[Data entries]
+++

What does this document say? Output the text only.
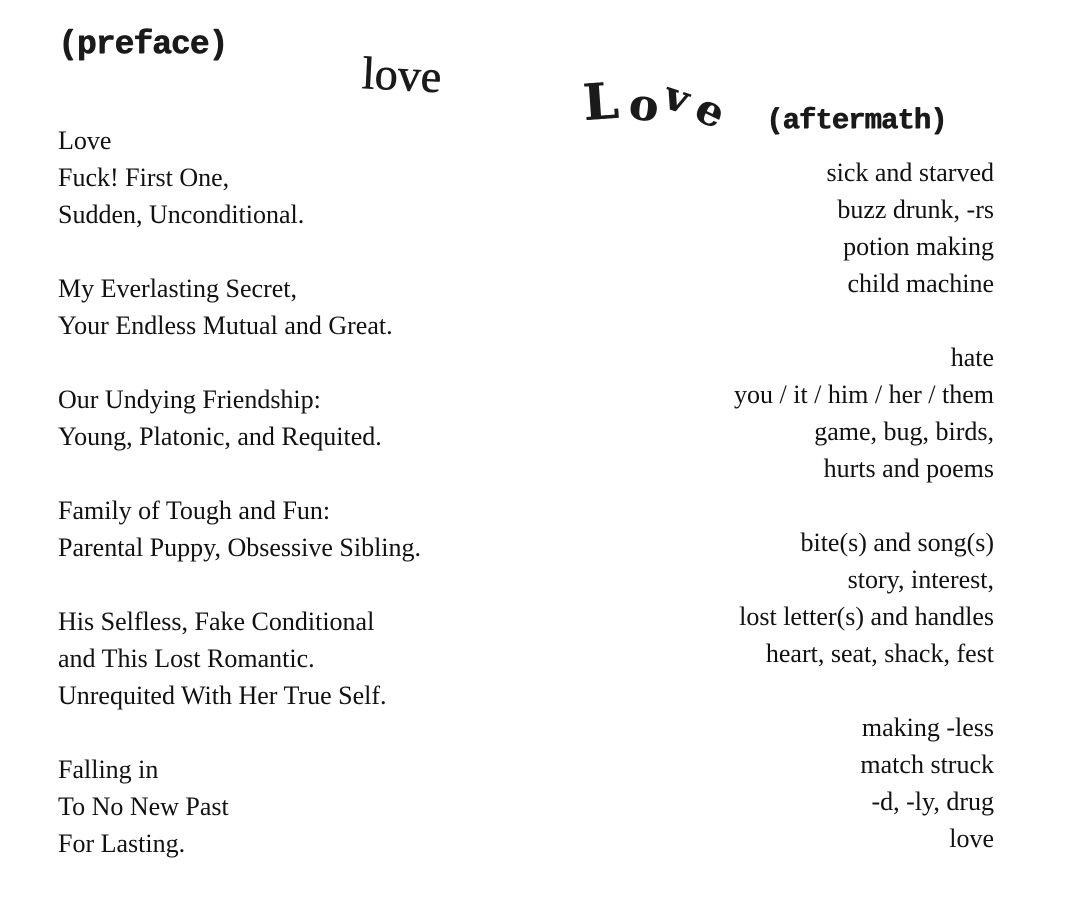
(preface)
love	L o
v
e (aftermath)
Love
Fuck! First One,
Sudden, Unconditional.
My Everlasting Secret,
Your Endless Mutual and Great.
Our Undying Friendship:
Young, Platonic, and Requited.
Family of Tough and Fun:
Parental Puppy, Obsessive Sibling.
His Selfless, Fake Conditional
and This Lost Romantic.
Unrequited With Her True Self.
Falling in
To No New Past
For Lasting.
sick and starved
buzz drunk, -rs
potion making
child machine
hate
you / it / him / her / them
game, bug, birds,
hurts and poems
bite(s) and song(s)
story, interest,
lost letter(s) and handles
heart, seat, shack, fest
making -less
match struck
-d, -ly, drug
love
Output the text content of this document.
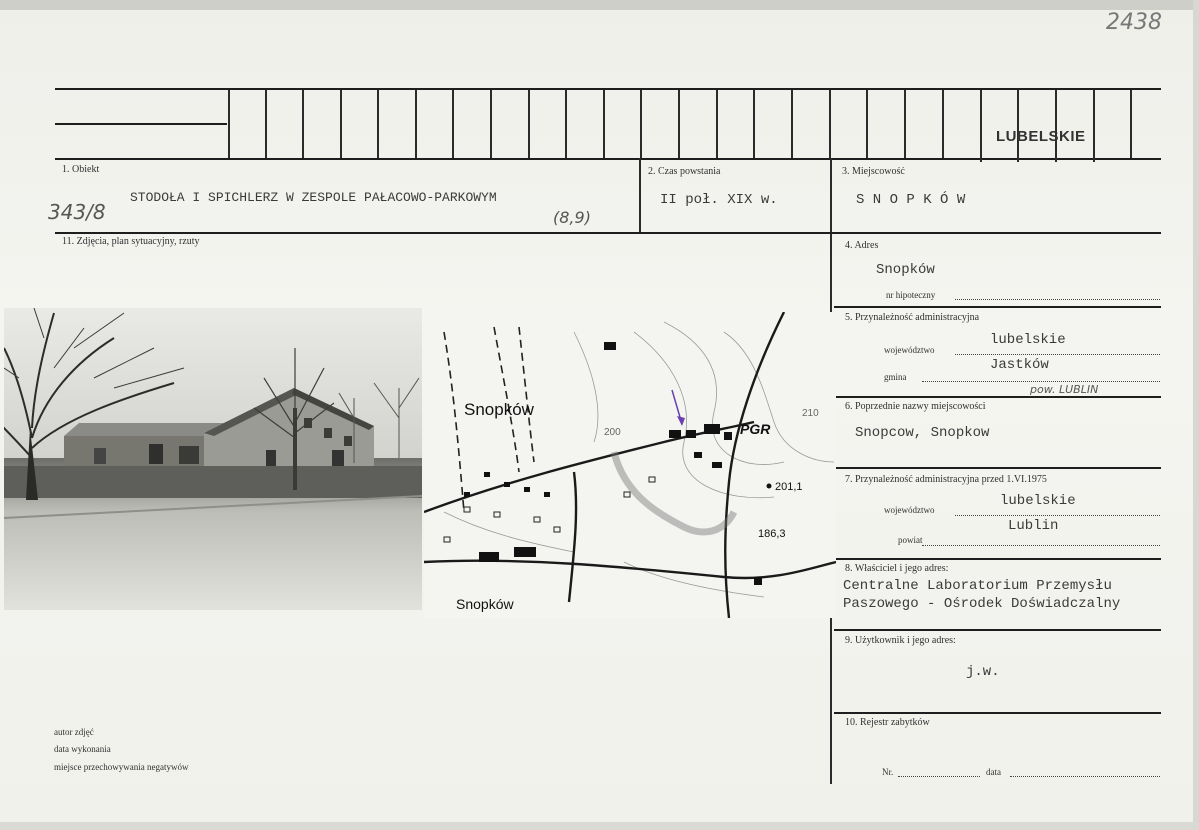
2438
LUBELSKIE
1. Obiekt
STODOŁA I SPICHLERZ W ZESPOLE PAŁACOWO-PARKOWYM
343/8	(8,9)
2. Czas powstania
II poł. XIX w.
3. Miejscowość
S N O P K Ó W
11. Zdjęcia, plan sytuacyjny, rzuty	4. Adres
Snopków
nr hipoteczny
5. Przynależność administracyjna
województwo
lubelskie
gmina
Jastków
pow. LUBLIN
6. Poprzednie nazwy miejscowości
Snopcow, Snopkow
7. Przynależność administracyjna przed 1.VI.1975
województwo
lubelskie
powiat
Lublin
8. Właściciel i jego adres:
Centralne Laboratorium Przemysłu
Paszowego - Ośrodek Doświadczalny
9. Użytkownik i jego adres:
j.w.
10. Rejestr zabytków
Nr.	data
autor zdjęć
data wykonania
miejsce przechowywania negatywów
Snopków
Snopków
PGR
201,1
186,3
210
200
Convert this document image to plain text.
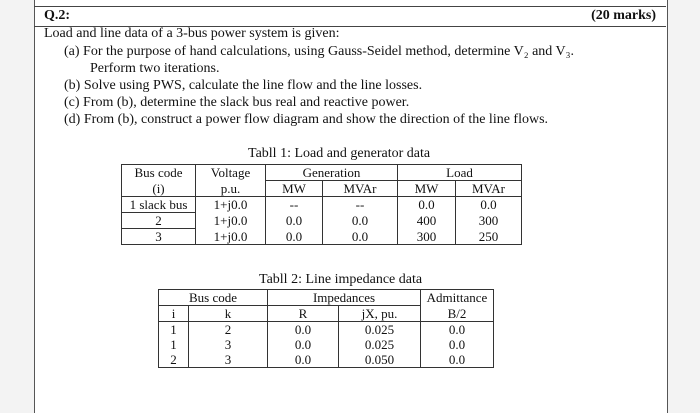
Q.2:	(20 marks)
Load and line data of a 3-bus power system is given:
(a) For the purpose of hand calculations, using Gauss-Seidel method, determine V₂ and V₃.
Perform two iterations.
(b) Solve using PWS, calculate the line flow and the line losses.
(c) From (b), determine the slack bus real and reactive power.
(d) From (b), construct a power flow diagram and show the direction of the line flows.
Tabll 1: Load and generator data
Bus code	Voltage	Generation		Load	
(i)	p.u.	MW	MVAr	MW	MVAr
1 slack bus	1+j0.0	--	--	0.0	0.0
2	1+j0.0	0.0	0.0	400	300
3	1+j0.0	0.0	0.0	300	250
Tabll 2: Line impedance data
Bus code		Impedances		Admittance
i	k	R	jX, pu.	B/2
1	2	0.0	0.025	0.0
1	3	0.0	0.025	0.0
2	3	0.0	0.050	0.0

+++

_The request_: Reproduce each record from above exactly; pictures do not belong in the copy.

_Reply_:
What does this document say? Output the text only.
(preface)
love	L o
v
e (aftermath)
Love
Fuck! First One,
Sudden, Unconditional.
My Everlasting Secret,
Your Endless Mutual and Great.
Our Undying Friendship:
Young, Platonic, and Requited.
Family of Tough and Fun:
Parental Puppy, Obsessive Sibling.
His Selfless, Fake Conditional
and This Lost Romantic.
Unrequited With Her True Self.
Falling in
To No New Past
For Lasting.
sick and starved
buzz drunk, -rs
potion making
child machine
hate
you / it / him / her / them
game, bug, birds,
hurts and poems
bite(s) and song(s)
story, interest,
lost letter(s) and handles
heart, seat, shack, fest
making -less
match struck
-d, -ly, drug
love
Output the text content of this document.
2438
LUBELSKIE
1. Obiekt
STODOŁA I SPICHLERZ W ZESPOLE PAŁACOWO-PARKOWYM
343/8	(8,9)
2. Czas powstania
II poł. XIX w.
3. Miejscowość
S N O P K Ó W
11. Zdjęcia, plan sytuacyjny, rzuty	4. Adres
Snopków
nr hipoteczny
5. Przynależność administracyjna
województwo
lubelskie
gmina
Jastków
pow. LUBLIN
6. Poprzednie nazwy miejscowości
Snopcow, Snopkow
7. Przynależność administracyjna przed 1.VI.1975
województwo
lubelskie
powiat
Lublin
8. Właściciel i jego adres:
Centralne Laboratorium Przemysłu
Paszowego - Ośrodek Doświadczalny
9. Użytkownik i jego adres:
j.w.
10. Rejestr zabytków
Nr.	data
autor zdjęć
data wykonania
miejsce przechowywania negatywów
Snopków
Snopków
PGR
201,1
186,3
210
200
Convert this document image to plain text.
Q.2:	(20 marks)
Load and line data of a 3-bus power system is given:
(a) For the purpose of hand calculations, using Gauss-Seidel method, determine V₂ and V₃.
Perform two iterations.
(b) Solve using PWS, calculate the line flow and the line losses.
(c) From (b), determine the slack bus real and reactive power.
(d) From (b), construct a power flow diagram and show the direction of the line flows.
Tabll 1: Load and generator data
Bus code	Voltage	Generation		Load	
(i)	p.u.	MW	MVAr	MW	MVAr
1 slack bus	1+j0.0	--	--	0.0	0.0
2	1+j0.0	0.0	0.0	400	300
3	1+j0.0	0.0	0.0	300	250
Tabll 2: Line impedance data
Bus code		Impedances		Admittance
i	k	R	jX, pu.	B/2
1	2	0.0	0.025	0.0
1	3	0.0	0.025	0.0
2	3	0.0	0.050	0.0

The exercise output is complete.